• **Your task**:
Send each entry back exactly as given, pictures excluded.

• **Data shown**:
*****

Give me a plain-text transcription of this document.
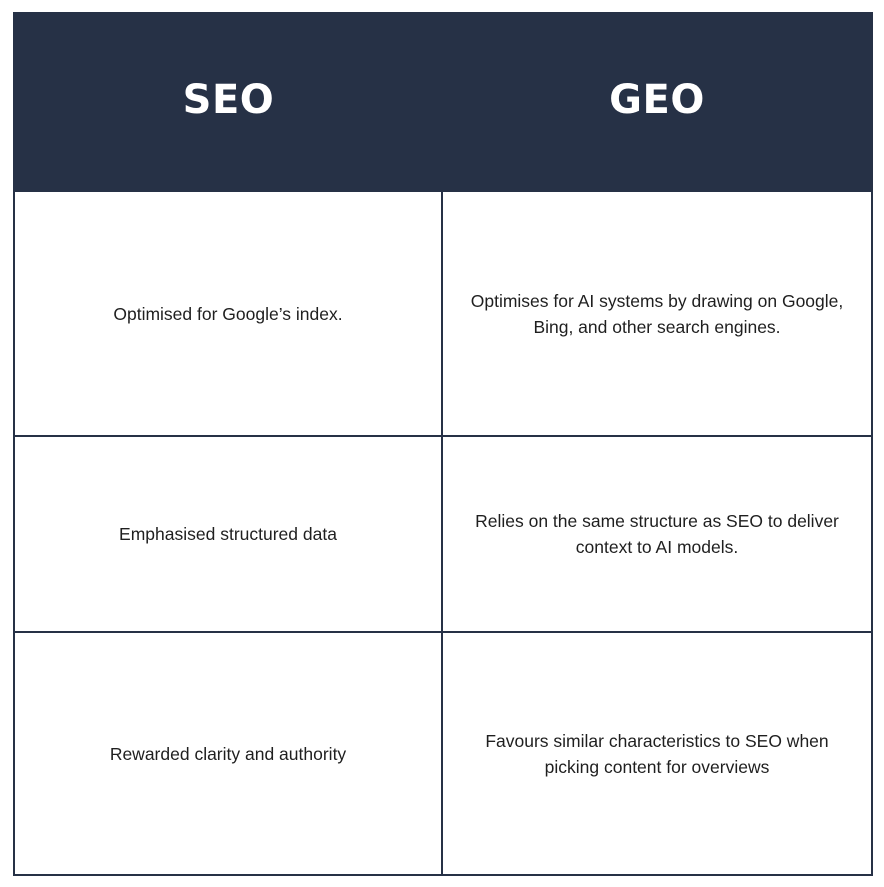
SEO	GEO
Optimised for Google’s index.
Optimises for AI systems by drawing on Google, Bing, and other search engines.
Emphasised structured data
Relies on the same structure as SEO to deliver context to AI models.
Rewarded clarity and authority
Favours similar characteristics to SEO when picking content for overviews
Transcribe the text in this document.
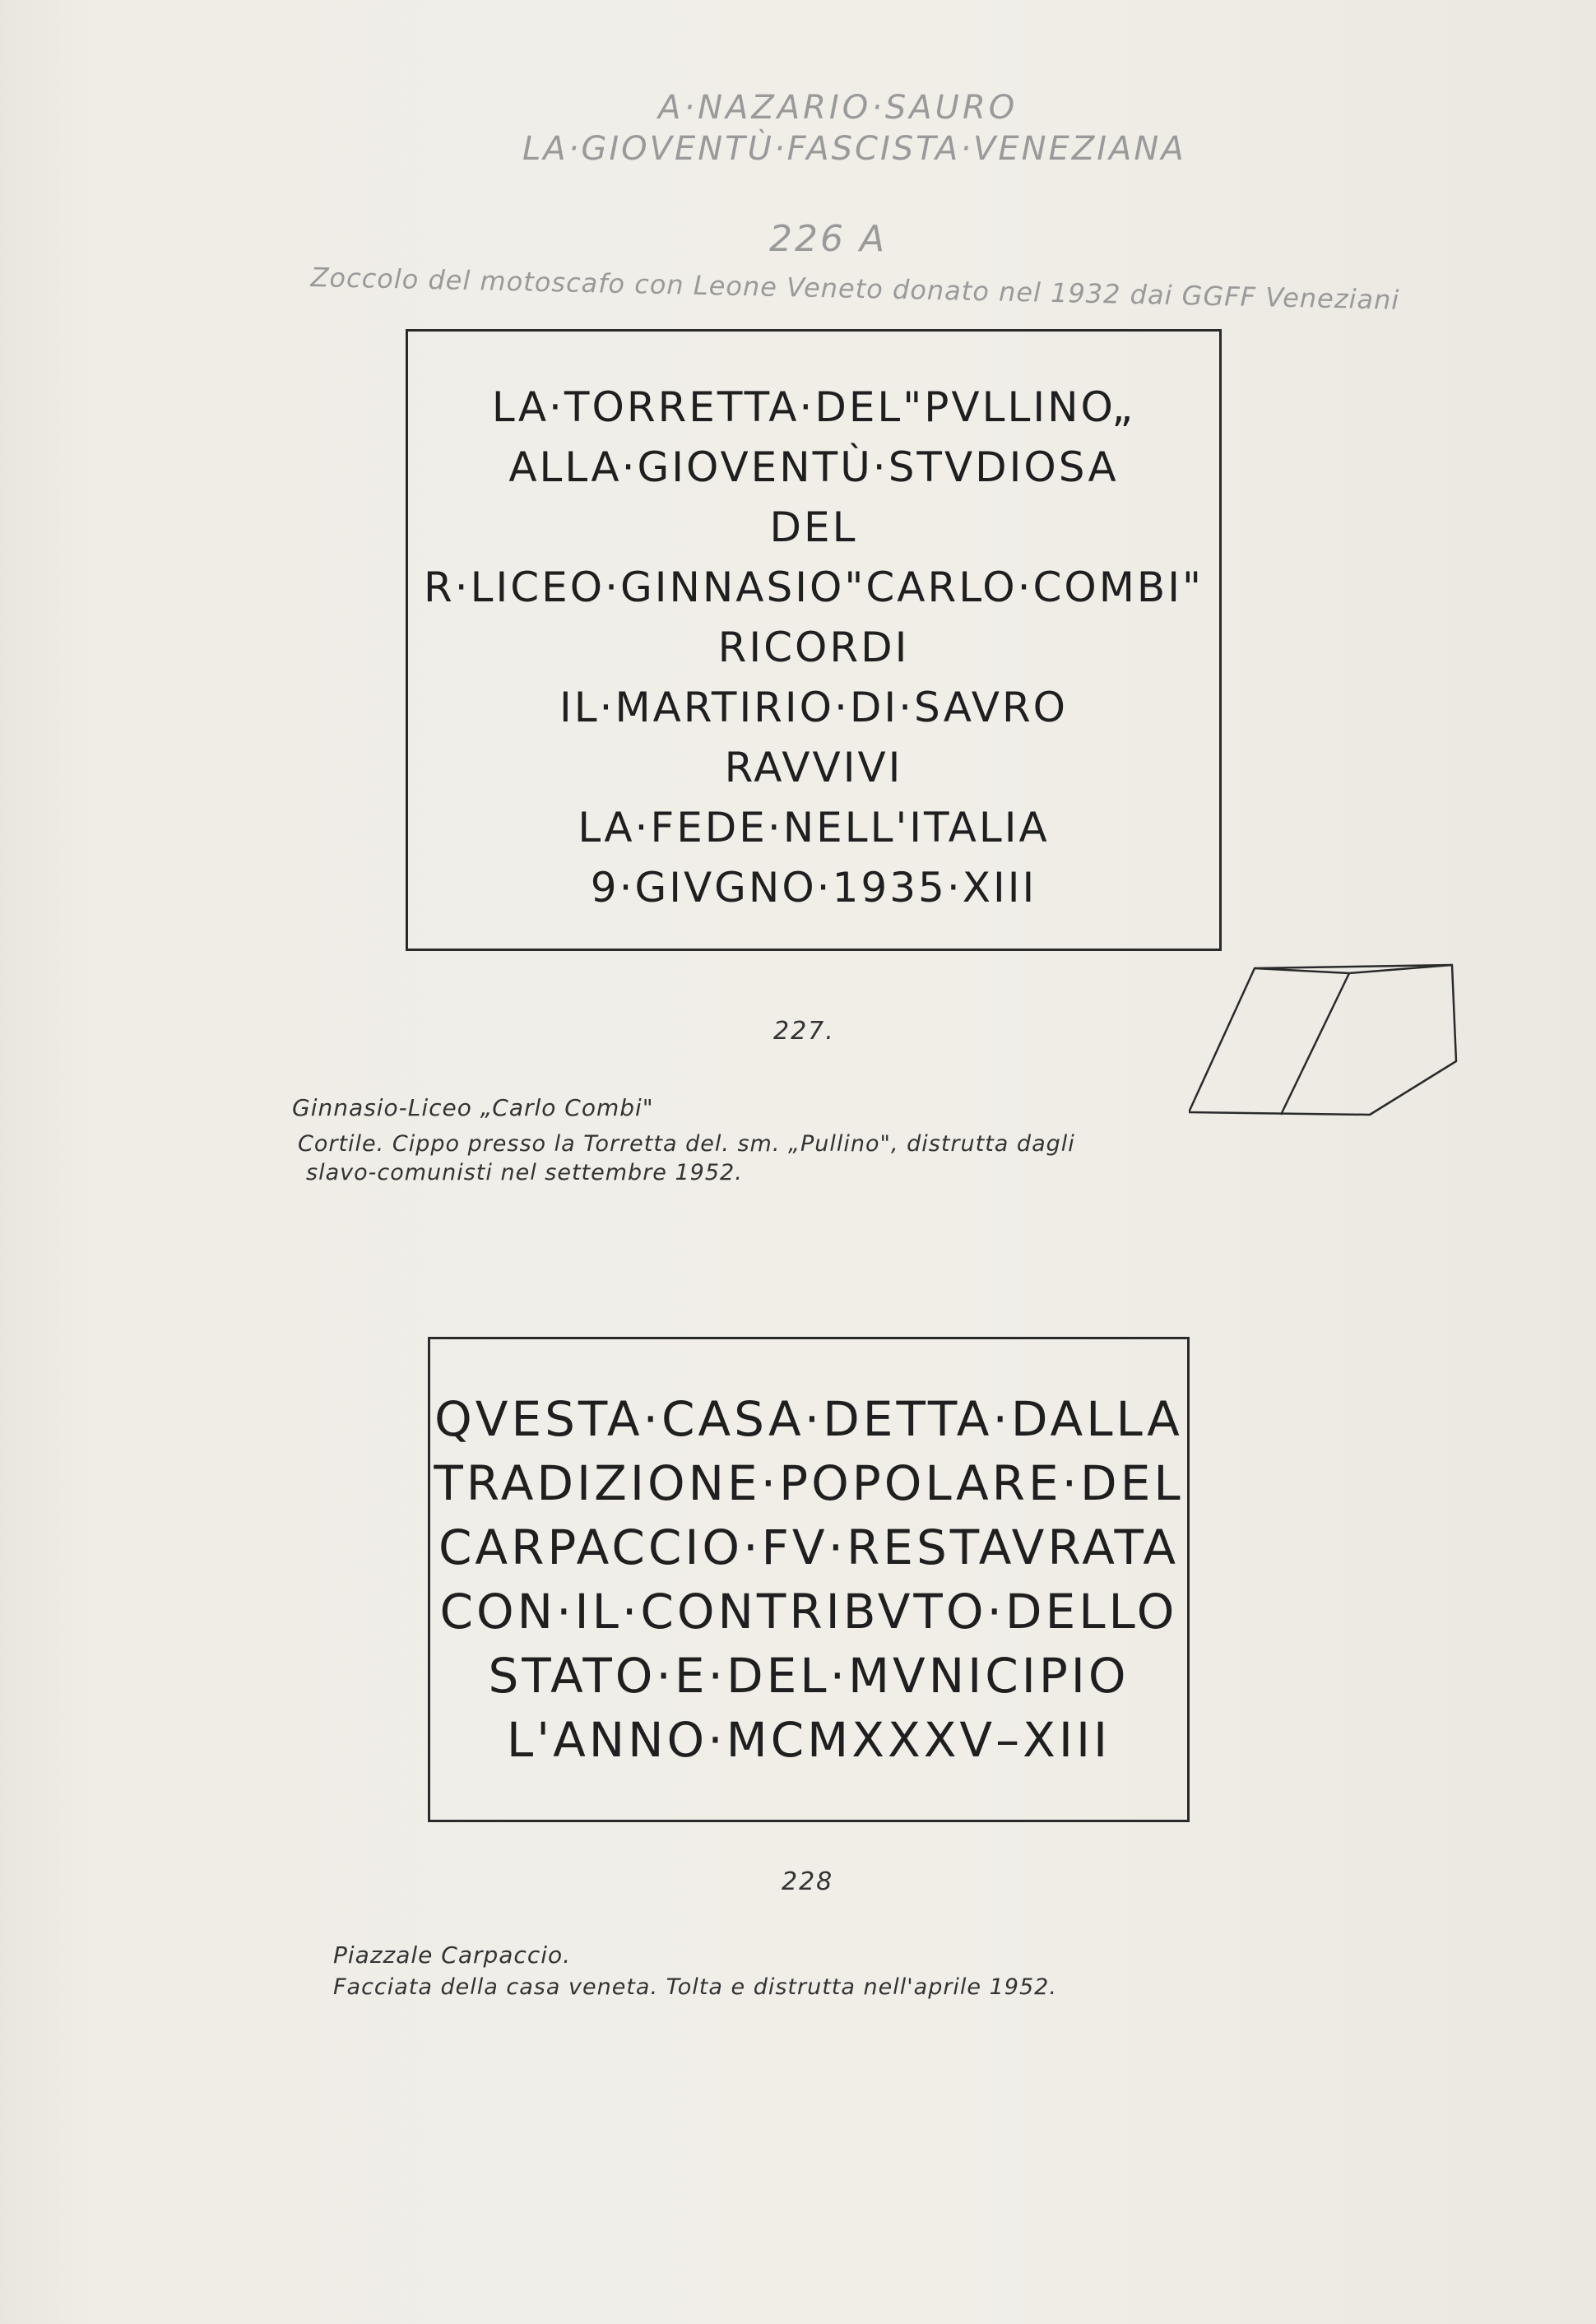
A·NAZARIO·SAURO
LA·GIOVENTÙ·FASCISTA·VENEZIANA
226 A
Zoccolo del motoscafo con Leone Veneto donato nel 1932 dai GGFF Veneziani
LA·TORRETTA·DEL"PVLLINO„
ALLA·GIOVENTÙ·STVDIOSA
DEL
R·LICEO·GINNASIO"CARLO·COMBI"
RICORDI
IL·MARTIRIO·DI·SAVRO
RAVVIVI
LA·FEDE·NELL'ITALIA
9·GIVGNO·1935·XIII
227.
Ginnasio-Liceo „Carlo Combi"
Cortile. Cippo presso la Torretta del. sm. „Pullino", distrutta dagli
slavo-comunisti nel settembre 1952.
QVESTA·CASA·DETTA·DALLA
TRADIZIONE·POPOLARE·DEL
CARPACCIO·FV·RESTAVRATA
CON·IL·CONTRIBVTO·DELLO
STATO·E·DEL·MVNICIPIO
L'ANNO·MCMXXXV–XIII
228
Piazzale Carpaccio.
Facciata della casa veneta. Tolta e distrutta nell'aprile 1952.
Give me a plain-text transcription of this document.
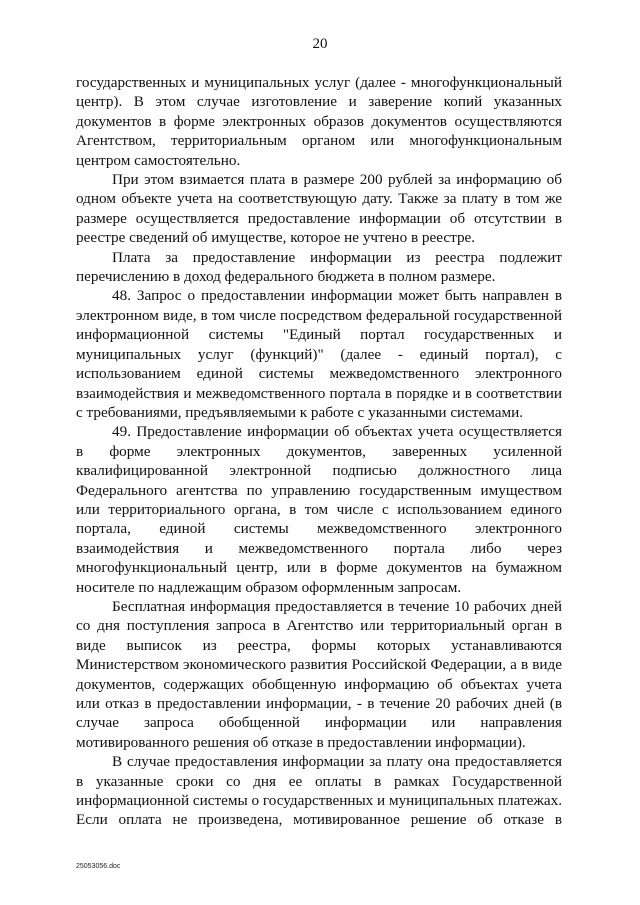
20

государственных и муниципальных услуг (далее - многофункциональный центр). В этом случае изготовление и заверение копий указанных документов в форме электронных образов документов осуществляются Агентством, территориальным органом или многофункциональным центром самостоятельно.

При этом взимается плата в размере 200 рублей за информацию об одном объекте учета на соответствующую дату. Также за плату в том же размере осуществляется предоставление информации об отсутствии в реестре сведений об имуществе, которое не учтено в реестре.

Плата за предоставление информации из реестра подлежит перечислению в доход федерального бюджета в полном размере.

48. Запрос о предоставлении информации может быть направлен в электронном виде, в том числе посредством федеральной государственной информационной системы "Единый портал государственных и муниципальных услуг (функций)" (далее - единый портал), с использованием единой системы межведомственного электронного взаимодействия и межведомственного портала в порядке и в соответствии с требованиями, предъявляемыми к работе с указанными системами.

49. Предоставление информации об объектах учета осуществляется в форме электронных документов, заверенных усиленной квалифицированной электронной подписью должностного лица Федерального агентства по управлению государственным имуществом или территориального органа, в том числе с использованием единого портала, единой системы межведомственного электронного взаимодействия и межведомственного портала либо через многофункциональный центр, или в форме документов на бумажном носителе по надлежащим образом оформленным запросам.

Бесплатная информация предоставляется в течение 10 рабочих дней со дня поступления запроса в Агентство или территориальный орган в виде выписок из реестра, формы которых устанавливаются Министерством экономического развития Российской Федерации, а в виде документов, содержащих обобщенную информацию об объектах учета или отказ в предоставлении информации, - в течение 20 рабочих дней (в случае запроса обобщенной информации или направления мотивированного решения об отказе в предоставлении информации).

В случае предоставления информации за плату она предоставляется в указанные сроки со дня ее оплаты в рамках Государственной информационной системы о государственных и муниципальных платежах. Если оплата не произведена, мотивированное решение об отказе в

25053056.doc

*****

• **Final answer**:
Give me a plain-text transcription of this document.
SEO	GEO
Optimised for Google’s index.
Optimises for AI systems by drawing on Google, Bing, and other search engines.
Emphasised structured data
Relies on the same structure as SEO to deliver context to AI models.
Rewarded clarity and authority
Favours similar characteristics to SEO when picking content for overviews
Transcribe the text in this document.
A·NAZARIO·SAURO
LA·GIOVENTÙ·FASCISTA·VENEZIANA
226 A
Zoccolo del motoscafo con Leone Veneto donato nel 1932 dai GGFF Veneziani
LA·TORRETTA·DEL"PVLLINO„
ALLA·GIOVENTÙ·STVDIOSA
DEL
R·LICEO·GINNASIO"CARLO·COMBI"
RICORDI
IL·MARTIRIO·DI·SAVRO
RAVVIVI
LA·FEDE·NELL'ITALIA
9·GIVGNO·1935·XIII
227.
Ginnasio-Liceo „Carlo Combi"
Cortile. Cippo presso la Torretta del. sm. „Pullino", distrutta dagli
slavo-comunisti nel settembre 1952.
QVESTA·CASA·DETTA·DALLA
TRADIZIONE·POPOLARE·DEL
CARPACCIO·FV·RESTAVRATA
CON·IL·CONTRIBVTO·DELLO
STATO·E·DEL·MVNICIPIO
L'ANNO·MCMXXXV–XIII
228
Piazzale Carpaccio.
Facciata della casa veneta. Tolta e distrutta nell'aprile 1952.
Give me a plain-text transcription of this document.
20

государственных и муниципальных услуг (далее - многофункциональный центр). В этом случае изготовление и заверение копий указанных документов в форме электронных образов документов осуществляются Агентством, территориальным органом или многофункциональным центром самостоятельно.

При этом взимается плата в размере 200 рублей за информацию об одном объекте учета на соответствующую дату. Также за плату в том же размере осуществляется предоставление информации об отсутствии в реестре сведений об имуществе, которое не учтено в реестре.

Плата за предоставление информации из реестра подлежит перечислению в доход федерального бюджета в полном размере.

48. Запрос о предоставлении информации может быть направлен в электронном виде, в том числе посредством федеральной государственной информационной системы "Единый портал государственных и муниципальных услуг (функций)" (далее - единый портал), с использованием единой системы межведомственного электронного взаимодействия и межведомственного портала в порядке и в соответствии с требованиями, предъявляемыми к работе с указанными системами.

49. Предоставление информации об объектах учета осуществляется в форме электронных документов, заверенных усиленной квалифицированной электронной подписью должностного лица Федерального агентства по управлению государственным имуществом или территориального органа, в том числе с использованием единого портала, единой системы межведомственного электронного взаимодействия и межведомственного портала либо через многофункциональный центр, или в форме документов на бумажном носителе по надлежащим образом оформленным запросам.

Бесплатная информация предоставляется в течение 10 рабочих дней со дня поступления запроса в Агентство или территориальный орган в виде выписок из реестра, формы которых устанавливаются Министерством экономического развития Российской Федерации, а в виде документов, содержащих обобщенную информацию об объектах учета или отказ в предоставлении информации, - в течение 20 рабочих дней (в случае запроса обобщенной информации или направления мотивированного решения об отказе в предоставлении информации).

В случае предоставления информации за плату она предоставляется в указанные сроки со дня ее оплаты в рамках Государственной информационной системы о государственных и муниципальных платежах. Если оплата не произведена, мотивированное решение об отказе в

25053056.doc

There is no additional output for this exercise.